Take down each entry exactly as written.

++++++++++++++++++++

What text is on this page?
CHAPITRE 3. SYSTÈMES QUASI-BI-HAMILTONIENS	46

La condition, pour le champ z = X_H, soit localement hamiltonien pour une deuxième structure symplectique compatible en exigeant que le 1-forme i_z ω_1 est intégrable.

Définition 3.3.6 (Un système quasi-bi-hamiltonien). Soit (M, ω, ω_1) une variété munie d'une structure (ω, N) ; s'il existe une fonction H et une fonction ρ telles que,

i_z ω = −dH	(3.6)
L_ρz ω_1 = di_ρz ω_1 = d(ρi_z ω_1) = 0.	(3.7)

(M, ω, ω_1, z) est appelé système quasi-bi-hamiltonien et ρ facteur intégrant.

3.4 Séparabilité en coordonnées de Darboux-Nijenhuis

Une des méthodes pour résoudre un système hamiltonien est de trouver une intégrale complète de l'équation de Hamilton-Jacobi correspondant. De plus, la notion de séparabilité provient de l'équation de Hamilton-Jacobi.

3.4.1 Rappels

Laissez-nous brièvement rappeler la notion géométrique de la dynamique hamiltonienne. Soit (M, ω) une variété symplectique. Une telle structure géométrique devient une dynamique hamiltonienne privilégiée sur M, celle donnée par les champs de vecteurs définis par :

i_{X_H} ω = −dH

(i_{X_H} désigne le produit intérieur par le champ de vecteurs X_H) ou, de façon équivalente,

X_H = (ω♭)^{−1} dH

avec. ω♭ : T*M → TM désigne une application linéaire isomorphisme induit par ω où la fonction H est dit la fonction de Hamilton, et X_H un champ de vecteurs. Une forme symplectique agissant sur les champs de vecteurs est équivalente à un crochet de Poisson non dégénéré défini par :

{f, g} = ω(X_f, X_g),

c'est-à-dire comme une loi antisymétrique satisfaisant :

++++++++++++++++++++

# FULL RESPONSE:
What text is on this page?
CHAPITRE 3. SYSTÈMES QUASI-BI-HAMILTONIENS	46

La condition, pour le champ z = X_H, soit localement hamiltonien pour une deuxième structure symplectique compatible en exigeant que le 1-forme i_z ω_1 est intégrable.

Définition 3.3.6 (Un système quasi-bi-hamiltonien). Soit (M, ω, ω_1) une variété munie d'une structure (ω, N) ; s'il existe une fonction H et une fonction ρ telles que,

i_z ω = −dH	(3.6)
L_ρz ω_1 = di_ρz ω_1 = d(ρi_z ω_1) = 0.	(3.7)

(M, ω, ω_1, z) est appelé système quasi-bi-hamiltonien et ρ facteur intégrant.

3.4 Séparabilité en coordonnées de Darboux-Nijenhuis

Une des méthodes pour résoudre un système hamiltonien est de trouver une intégrale complète de l'équation de Hamilton-Jacobi correspondant. De plus, la notion de séparabilité provient de l'équation de Hamilton-Jacobi.

3.4.1 Rappels

Laissez-nous brièvement rappeler la notion géométrique de la dynamique hamiltonienne. Soit (M, ω) une variété symplectique. Une telle structure géométrique devient une dynamique hamiltonienne privilégiée sur M, celle donnée par les champs de vecteurs définis par :

i_{X_H} ω = −dH

(i_{X_H} désigne le produit intérieur par le champ de vecteurs X_H) ou, de façon équivalente,

X_H = (ω♭)^{−1} dH

avec. ω♭ : T*M → TM désigne une application linéaire isomorphisme induit par ω où la fonction H est dit la fonction de Hamilton, et X_H un champ de vecteurs. Une forme symplectique agissant sur les champs de vecteurs est équivalente à un crochet de Poisson non dégénéré défini par :

{f, g} = ω(X_f, X_g),

c'est-à-dire comme une loi antisymétrique satisfaisant :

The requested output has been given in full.